What is needed ▸ Extract all lines containing "ylabel".

Records contained in a dataset ▸
....
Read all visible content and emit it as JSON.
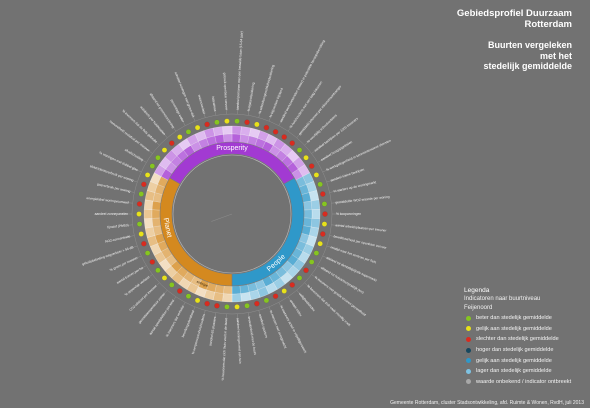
{
  "title": {
    "line1": "Gebiedsprofiel Duurzaam",
    "line2": "Rotterdam",
    "subtitle_line1": "Buurten vergeleken",
    "subtitle_line2": "met het",
    "subtitle_line3": "stedelijk gemiddelde"
  },
  "sectors": [
    {
      "label": "Prosperity",
      "color": "#a23ad2",
      "start_deg": 300,
      "end_deg": 60
    },
    {
      "label": "People",
      "color": "#2f98c9",
      "start_deg": 60,
      "end_deg": 180
    },
    {
      "label": "Planet",
      "color": "#d4891f",
      "start_deg": 180,
      "end_deg": 300
    }
  ],
  "ring_labels": {
    "planet_bottom": "energie"
  },
  "indicators": [
    "aandeel personen met een betaalde baan (15-64 jaar)",
    "% bijstandsuitkering",
    "% arbeidsongeschiktheidsuitkering",
    "% bijzondere bijstand",
    "aandeel werkzoekenden (nwwz) in potentiële beroepsbevolking",
    "% huishoudens met een laag inkomen",
    "gemiddeld inkomen per inkomensontvanger",
    "% voortijdig schoolverlaters",
    "aandeel bedrijven per 1000 inwoners",
    "aandeel hoogopgeleiden",
    "% werkgelegenheid in kennisintensieve diensten",
    "aandeel kleine bedrijven",
    "% starters op de woningmarkt",
    "gemiddelde WOZ-waarde per woning",
    "% koopwoningen",
    "aantal arbeidsplaatsen per inwoner",
    "bereikbaarheid per openbaar vervoer",
    "reistijd naar het centrum per fiets",
    "afstand tot dichtstbijzijnde supermarkt",
    "afstand tot huisartsenpraktijk (km)",
    "% inwoners met goede ervaren gezondheid",
    "% bewoners dat zich vaak onveilig voelt",
    "veiligheidsindex",
    "sociale index",
    "% inwoners actief in vrijwilligerswerk",
    "% mensen met overgewicht",
    "aandeel sporters",
    "tevredenheid met de buurt",
    "aandeel woningen met een tuin",
    "% bewoners dat zich thuis voelt in de buurt",
    "aandeel 65-plussers",
    "% eenpersoonshuishoudens",
    "bevolkingsdichtheid",
    "% inwoners dat verhuist",
    "aantal speelplekken per kind",
    "gevoelstemperatuur zomer",
    "CO2-uitstoot per inwoner",
    "% oppervlak verhard",
    "aantal bomen per ha",
    "% groen per inwoner",
    "geluidsbelasting wegverkeer > 55 dB",
    "NO2-concentratie",
    "fijnstof (PM10)",
    "aandeel zonnepanelen",
    "energielabel woningvoorraad",
    "gasverbruik per woning",
    "elektriciteitsverbruik per woning",
    "% woningen met dubbel glas",
    "afvalscheiding",
    "hoeveelheid restafval per inwoner",
    "% inwoners dat de fiets gebruikt",
    "autobezit per huishouden",
    "afstand tot groenvoorziening",
    "percentage water",
    "aandeel woningen met groen dak",
    "wateroverlast",
    "hittestress",
    "gebruik openbaar vervoer"
  ],
  "indicator_status": [
    "green",
    "red",
    "yellow",
    "red",
    "red",
    "red",
    "red",
    "green",
    "yellow",
    "red",
    "yellow",
    "green",
    "red",
    "green",
    "red",
    "yellow",
    "red",
    "yellow",
    "green",
    "green",
    "red",
    "green",
    "red",
    "yellow",
    "red",
    "green",
    "red",
    "green",
    "yellow",
    "green",
    "red",
    "red",
    "yellow",
    "green",
    "red",
    "green",
    "yellow",
    "green",
    "red",
    "green",
    "red",
    "yellow",
    "green",
    "yellow",
    "red",
    "green",
    "red",
    "yellow",
    "green",
    "green",
    "yellow",
    "red",
    "yellow",
    "green",
    "yellow",
    "red",
    "green",
    "yellow"
  ],
  "status_colors": {
    "green": "#86c520",
    "yellow": "#e8e21a",
    "red": "#d92b1f",
    "gray": "#a8a8a8"
  },
  "legend": {
    "title": "Legenda",
    "subtitle": "Indicatoren naar buurtniveau",
    "area": "Feijenoord",
    "items": [
      {
        "label": "beter dan stedelijk gemiddelde",
        "color": "#86c520"
      },
      {
        "label": "gelijk aan stedelijk gemiddelde",
        "color": "#e8e21a"
      },
      {
        "label": "slechter dan stedelijk gemiddelde",
        "color": "#d92b1f"
      },
      {
        "label": "hoger dan stedelijk gemiddelde",
        "color": "#17485f"
      },
      {
        "label": "gelijk aan stedelijk gemiddelde",
        "color": "#2f98c9"
      },
      {
        "label": "lager dan stedelijk gemiddelde",
        "color": "#7ec3e3"
      },
      {
        "label": "waarde onbekend / indicator ontbreekt",
        "color": "#a8a8a8"
      }
    ]
  },
  "footer": "Gemeente Rotterdam, cluster Stadsontwikkeling, afd. Ruimte & Wonen, RvdH, juli 2013"
}
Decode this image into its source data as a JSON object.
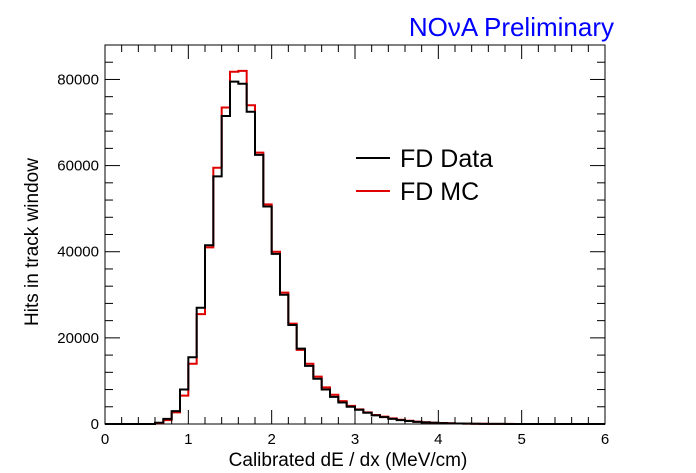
{
  "banner": "NOνA Preliminary",
  "chart_data": {
    "type": "histogram",
    "xlabel": "Calibrated dE / dx (MeV/cm)",
    "ylabel": "Hits in track window",
    "xlim": [
      0,
      6
    ],
    "ylim": [
      0,
      88000
    ],
    "x_ticks": [
      0,
      1,
      2,
      3,
      4,
      5,
      6
    ],
    "y_ticks": [
      0,
      20000,
      40000,
      60000,
      80000
    ],
    "legend_position": "upper-right",
    "bin_width": 0.1,
    "bin_edges_start": 0.0,
    "series": [
      {
        "name": "FD Data",
        "color": "#000000",
        "values": [
          0,
          0,
          0,
          0,
          0,
          0,
          300,
          1200,
          3000,
          8000,
          15500,
          27000,
          41500,
          57500,
          71500,
          79500,
          79000,
          72500,
          62500,
          50500,
          39500,
          30000,
          23000,
          17500,
          13500,
          10500,
          8000,
          6300,
          5000,
          4000,
          3300,
          2600,
          2000,
          1600,
          1200,
          900,
          700,
          500,
          380,
          280,
          200,
          150,
          110,
          80,
          60,
          40,
          30,
          20,
          15,
          10,
          8,
          6,
          5,
          4,
          3,
          2,
          1,
          1,
          0,
          0
        ]
      },
      {
        "name": "FD MC",
        "color": "#e00000",
        "values": [
          0,
          0,
          0,
          0,
          0,
          0,
          200,
          900,
          2700,
          6600,
          14000,
          25500,
          41000,
          59500,
          73500,
          81800,
          82000,
          74000,
          63000,
          51000,
          40000,
          30500,
          23300,
          17200,
          14000,
          11000,
          8500,
          6800,
          5300,
          4200,
          3400,
          2700,
          2100,
          1700,
          1300,
          1000,
          750,
          550,
          400,
          300,
          220,
          160,
          120,
          90,
          65,
          45,
          35,
          25,
          18,
          12,
          9,
          7,
          5,
          4,
          3,
          2,
          1,
          1,
          0,
          0
        ]
      }
    ]
  }
}
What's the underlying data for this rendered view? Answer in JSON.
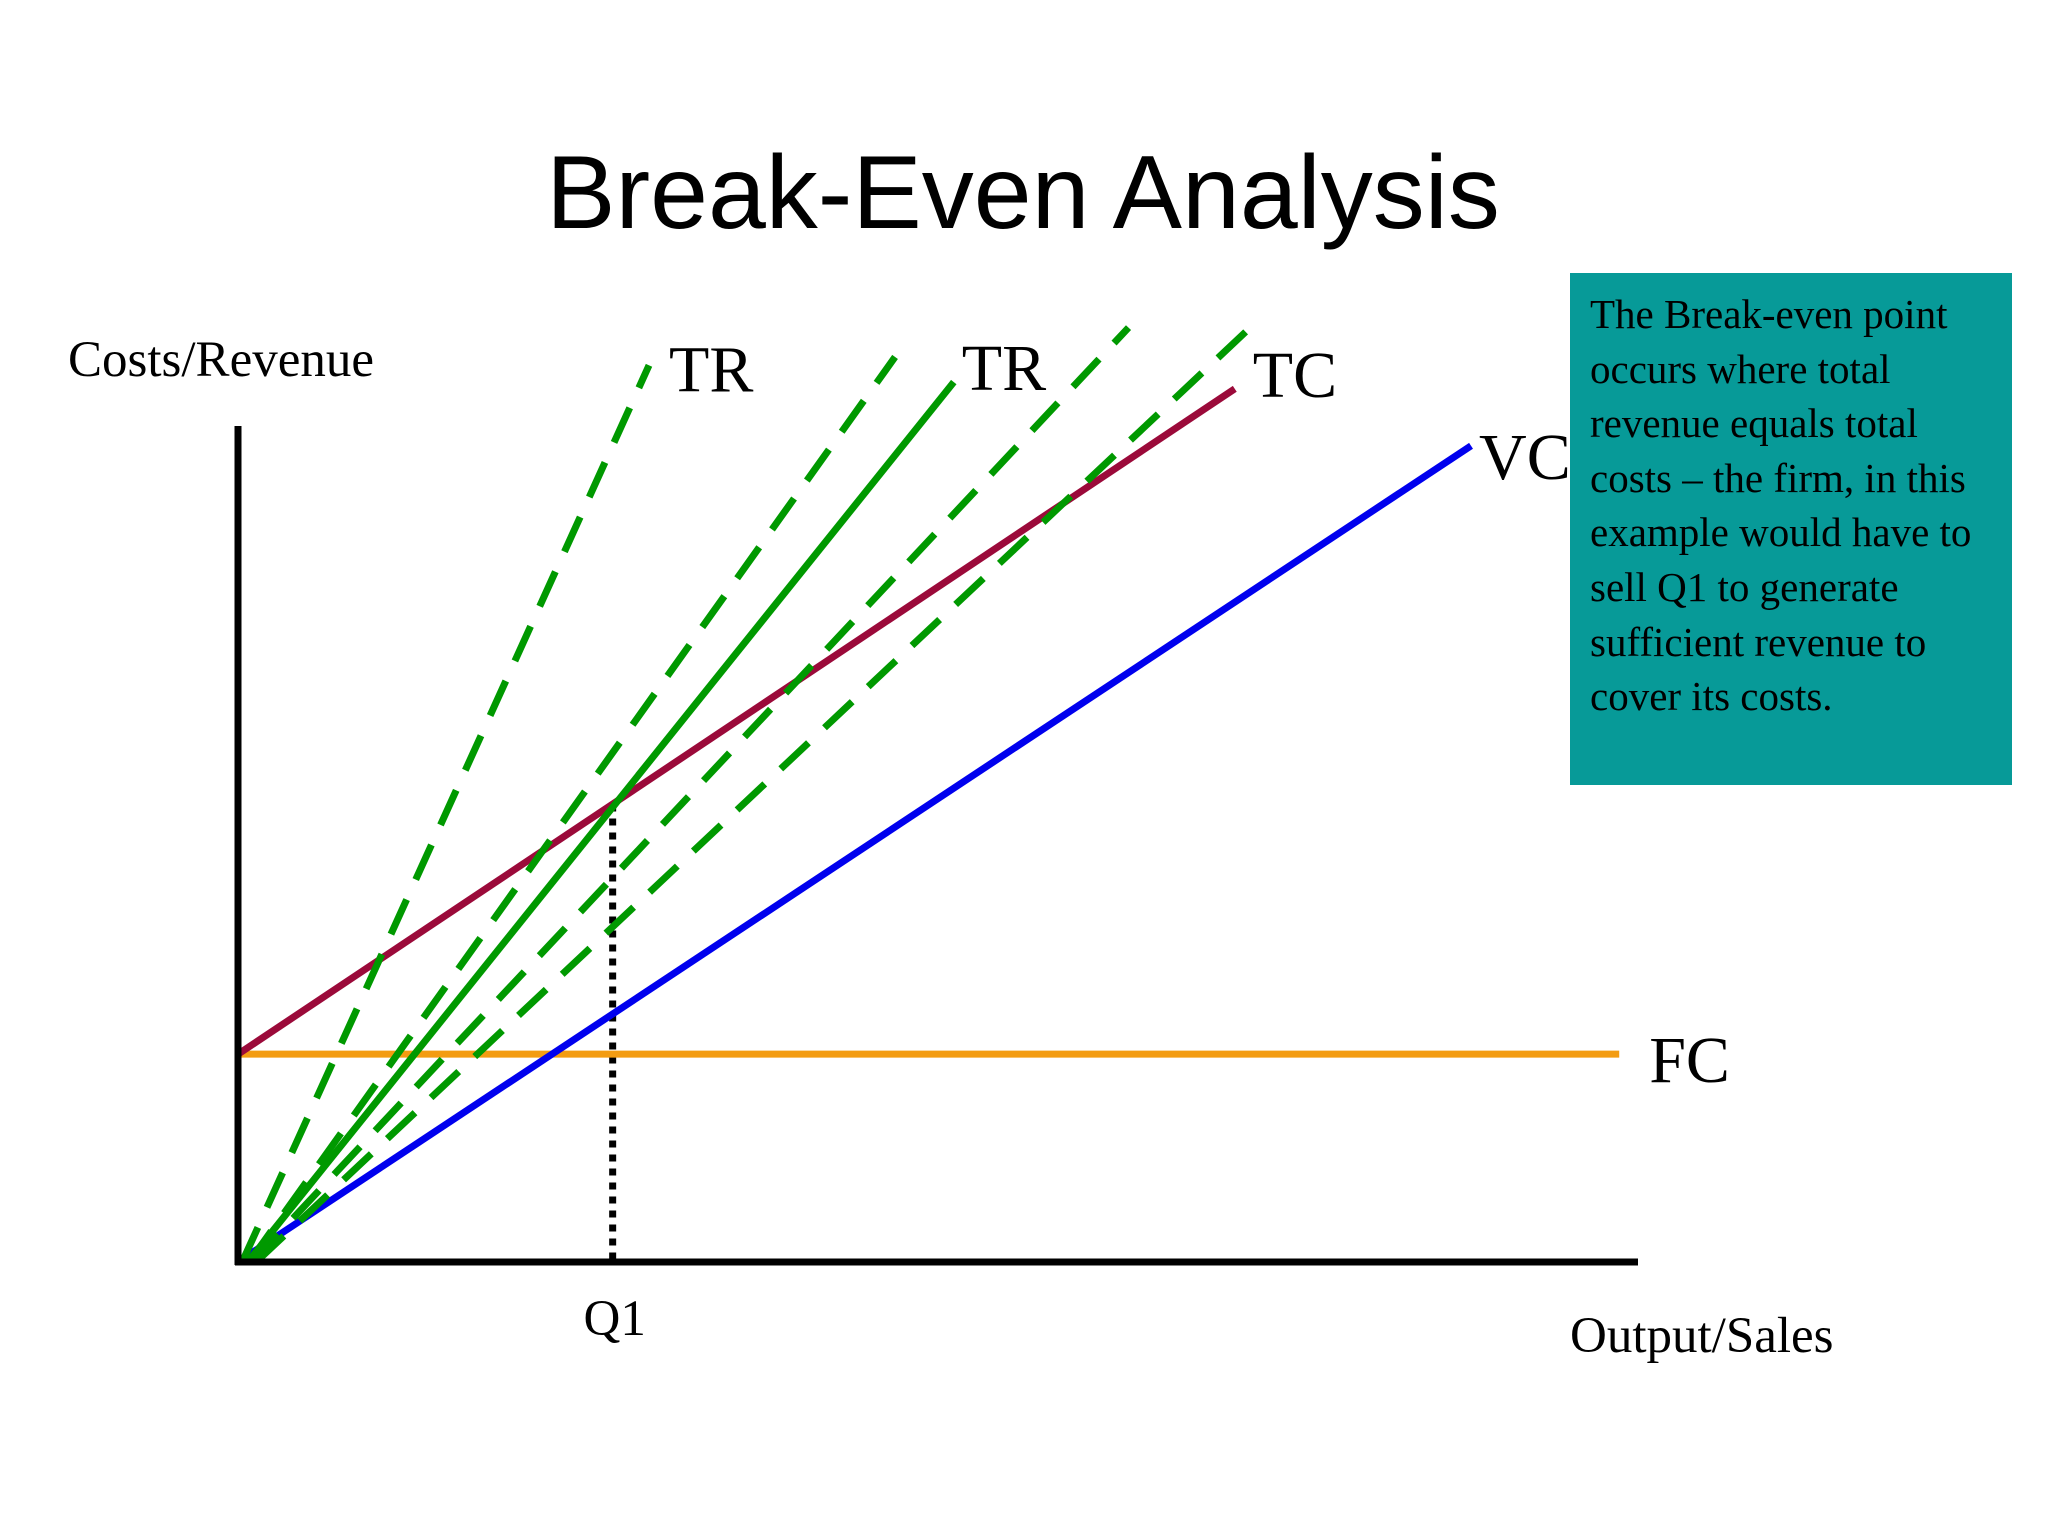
{
  "chart_data": {
    "type": "line",
    "title": "Break-Even Analysis",
    "ylabel": "Costs/Revenue",
    "xlabel": "Output/Sales",
    "xlim": [
      0,
      10
    ],
    "ylim": [
      0,
      10
    ],
    "x_ticks": [
      {
        "label": "Q1",
        "x": 2.68
      }
    ],
    "series": [
      {
        "name": "FC",
        "style": "solid",
        "color": "#f39c12",
        "points": [
          [
            0,
            2.48
          ],
          [
            9.88,
            2.48
          ]
        ]
      },
      {
        "name": "VC",
        "style": "solid",
        "color": "#0000ee",
        "points": [
          [
            0,
            0
          ],
          [
            8.82,
            9.74
          ]
        ]
      },
      {
        "name": "TC",
        "style": "solid",
        "color": "#9b0a3a",
        "points": [
          [
            0,
            2.48
          ],
          [
            7.13,
            10.42
          ]
        ]
      },
      {
        "name": "TR",
        "style": "solid",
        "color": "#009900",
        "points": [
          [
            0.07,
            0
          ],
          [
            5.12,
            10.5
          ]
        ]
      },
      {
        "name": "TR",
        "style": "dashed",
        "color": "#009900",
        "points": [
          [
            0.03,
            0
          ],
          [
            2.94,
            10.7
          ]
        ]
      },
      {
        "name": "",
        "style": "dashed",
        "color": "#009900",
        "points": [
          [
            0.08,
            0
          ],
          [
            4.7,
            10.8
          ]
        ]
      },
      {
        "name": "",
        "style": "dashed",
        "color": "#009900",
        "points": [
          [
            0.1,
            0
          ],
          [
            6.37,
            11.15
          ]
        ]
      },
      {
        "name": "",
        "style": "dashed",
        "color": "#009900",
        "points": [
          [
            0.13,
            0
          ],
          [
            7.24,
            11.15
          ]
        ]
      }
    ],
    "break_even": {
      "x": 2.68,
      "y": 5.46,
      "guide_style": "dotted"
    },
    "annotation": "The Break-even point occurs where total revenue equals total costs – the firm, in this example would have to sell Q1 to generate sufficient revenue to cover its costs.",
    "grid": false,
    "legend": "none"
  },
  "colors": {
    "annotation_box": "#079a98",
    "axes": "#000000"
  }
}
....
Written solution ▸
    "ylabel": "Hits in track window",
    "ylabel": "Costs/Revenue",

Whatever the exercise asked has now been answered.